## Document text
From Star Wars to classic cars, these four offbeat investment ideas will give your portfolio a New Hope
As the countdown for The Last Jedi begins, we've been inspired by the rise of film merchandise investment to find these offbeat options to help you diversify
For those readers of a certain vintage, cast your mind back to the summer of 1977 when the first Star Wars movie was released. Back then, few could have predicted that it would become one of the most popular films of all time and one which, crucially, kickstarted the craze for film merchandising. Back then, the three-inch plastic figures of Luke Skywalker, C3PO and other Star Wars characters cost just £1.50. Today, they sell for up to £18,000 each. For those whose plastic toys were relegated to the bin or the junk shop, this is a bitter pill to swallow.
The highest price paid for a Star Wars figure was in January this year, when a Boba Fett, who first appeared in The Empire Strikes Back, sold for £18,000. A Palitoy 33⁄4-inch Jawa in vinyl cape, even with part of the packaging crushed, sold for £10,200 in 2013. Even bashed-up Han Solos or Chewbaccas rescued from the attic can sell for hundreds. But kids’ toys are just one of many surprising (and often surprisingly fun) ways to diversify your portfolio through alternative investments. From wine to cars to gold, there are a wealth of ways to increase your wealth.
Canny investors in this group will be raising a glass or two as the Liv-ex Fine Wine 100 Index, a wine market tracker plotting the hundred most sought after wines, rose for the sixteenth consecutive month in March 2017. The banking crisis of 2008 hit it hard, compounded by lacklustre harvests and a string of poor vintages, and the index went on to fall by a third between 2011 and 2014.
Wine investment is back on track now, though. Traditionally the investment world of wine has been limited to a high-priced set of the best claret wines from the Bordeaux region of France. The most in demand wine producers include the five Premier Cru – first growths – of Haut Brion, Lafite Rothschild, Latour, Margaux and Mouton Rothschild. These are followed by ‘Super Second’ producers that include Mission Haut Brion, Montrose, Cos d’Estournel and Leoville Las Cases. About 80% of the wines in the Liv-ex 100 come from Bordeaux.
The only way to buy is to trust the palates of those who dictate market valuations. The American wine critic Robert Parker, for example, effectively sets the prices. He scores each wine he tastes out of 100, with any wine scoring 96 or above being deemed as ‘exceptional’ and therefore worthy of investment. Investment wine is stored in temperature controlled warehouses. There is no VAT or duty to be paid if the wine always stays ‘bonded’. Wine is seen as a ‘wasting asset’ by Revenue & Customs so escapes capital gains tax – normally charged at up to 28% on the profits earned on assets, including shares, when they’re sold.

## Source excerpt

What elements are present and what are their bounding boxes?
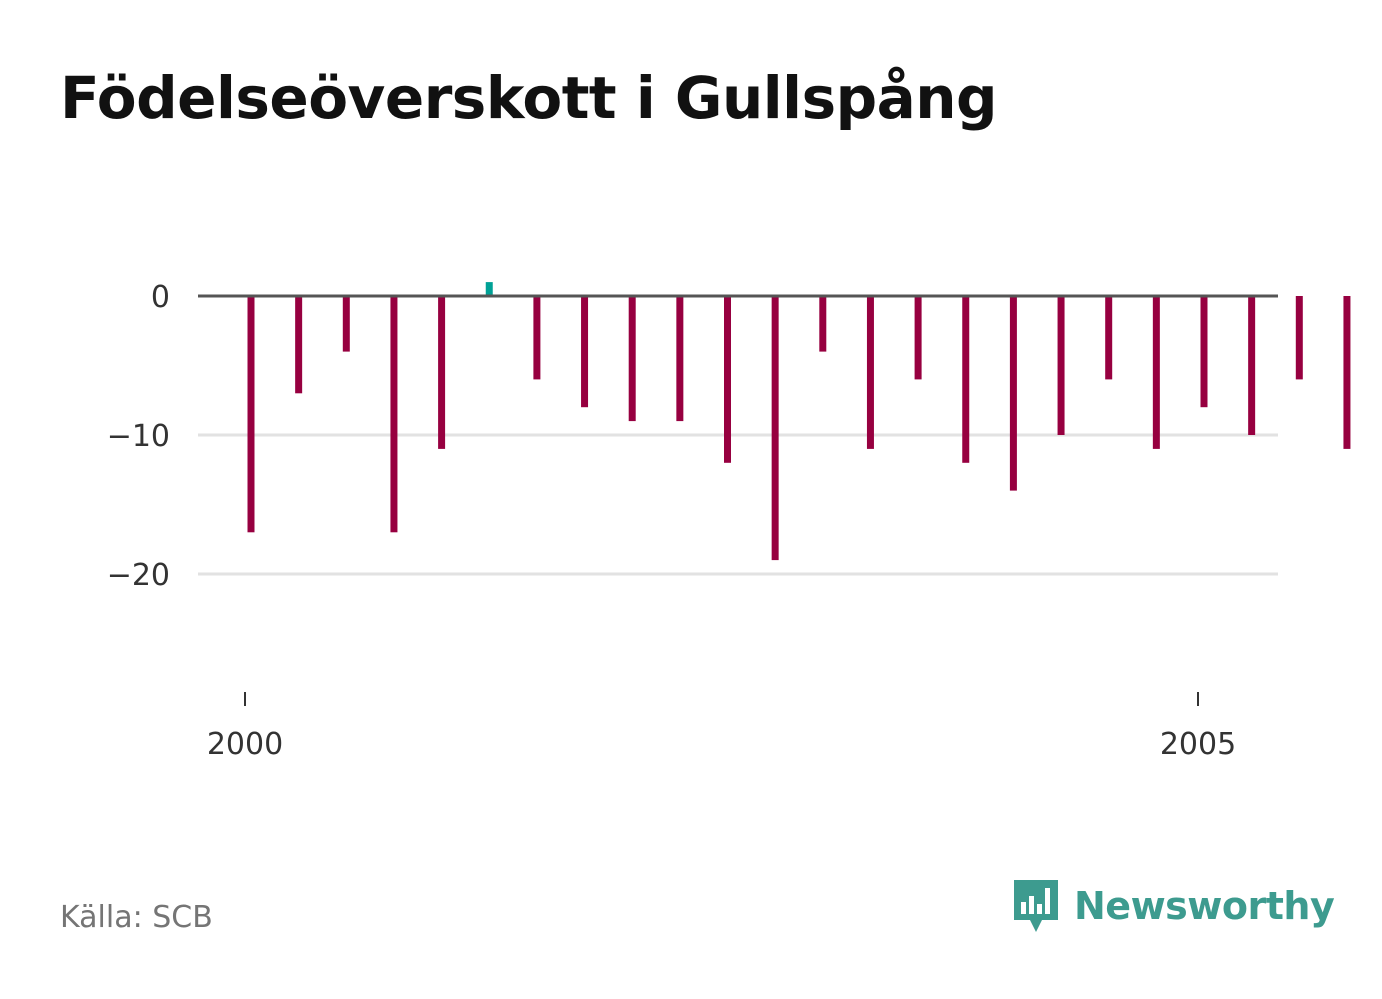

## Problem description
Repeat word for word the part of the investment article that runs from "The highest price" to "increase your wealth.". The listing is separate material and has no connection to the article.

## Solution to this problem
The highest price paid for a Star Wars figure was in January this year, when a Boba Fett, who first appeared in The Empire Strikes Back, sold for £18,000. A Palitoy 33⁄4-inch Jawa in vinyl cape, even with part of the packaging crushed, sold for £10,200 in 2013. Even bashed-up Han Solos or Chewbaccas rescued from the attic can sell for hundreds. But kids’ toys are just one of many surprising (and often surprisingly fun) ways to diversify your portfolio through alternative investments. From wine to cars to gold, there are a wealth of ways to increase your wealth.